Work to do: Below are some records. How many of their lines contain the string "Nombre"? Give the number only.

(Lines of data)
(begin)

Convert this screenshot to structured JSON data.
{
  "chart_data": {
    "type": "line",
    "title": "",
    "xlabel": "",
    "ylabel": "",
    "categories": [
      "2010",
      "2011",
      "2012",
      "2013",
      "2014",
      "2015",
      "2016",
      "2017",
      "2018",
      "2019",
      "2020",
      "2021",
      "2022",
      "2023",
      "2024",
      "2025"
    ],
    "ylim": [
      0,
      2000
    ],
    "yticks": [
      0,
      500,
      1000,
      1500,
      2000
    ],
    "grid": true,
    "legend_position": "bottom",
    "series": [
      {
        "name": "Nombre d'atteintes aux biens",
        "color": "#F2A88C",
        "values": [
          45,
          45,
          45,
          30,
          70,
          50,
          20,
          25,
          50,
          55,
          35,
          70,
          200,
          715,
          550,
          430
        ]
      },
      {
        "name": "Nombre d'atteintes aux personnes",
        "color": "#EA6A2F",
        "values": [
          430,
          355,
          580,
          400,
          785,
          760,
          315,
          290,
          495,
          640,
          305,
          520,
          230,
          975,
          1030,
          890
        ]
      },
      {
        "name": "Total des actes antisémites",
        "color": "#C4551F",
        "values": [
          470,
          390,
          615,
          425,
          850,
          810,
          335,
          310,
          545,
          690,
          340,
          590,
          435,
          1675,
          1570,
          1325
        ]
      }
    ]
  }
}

(end)

Solved exercise: 2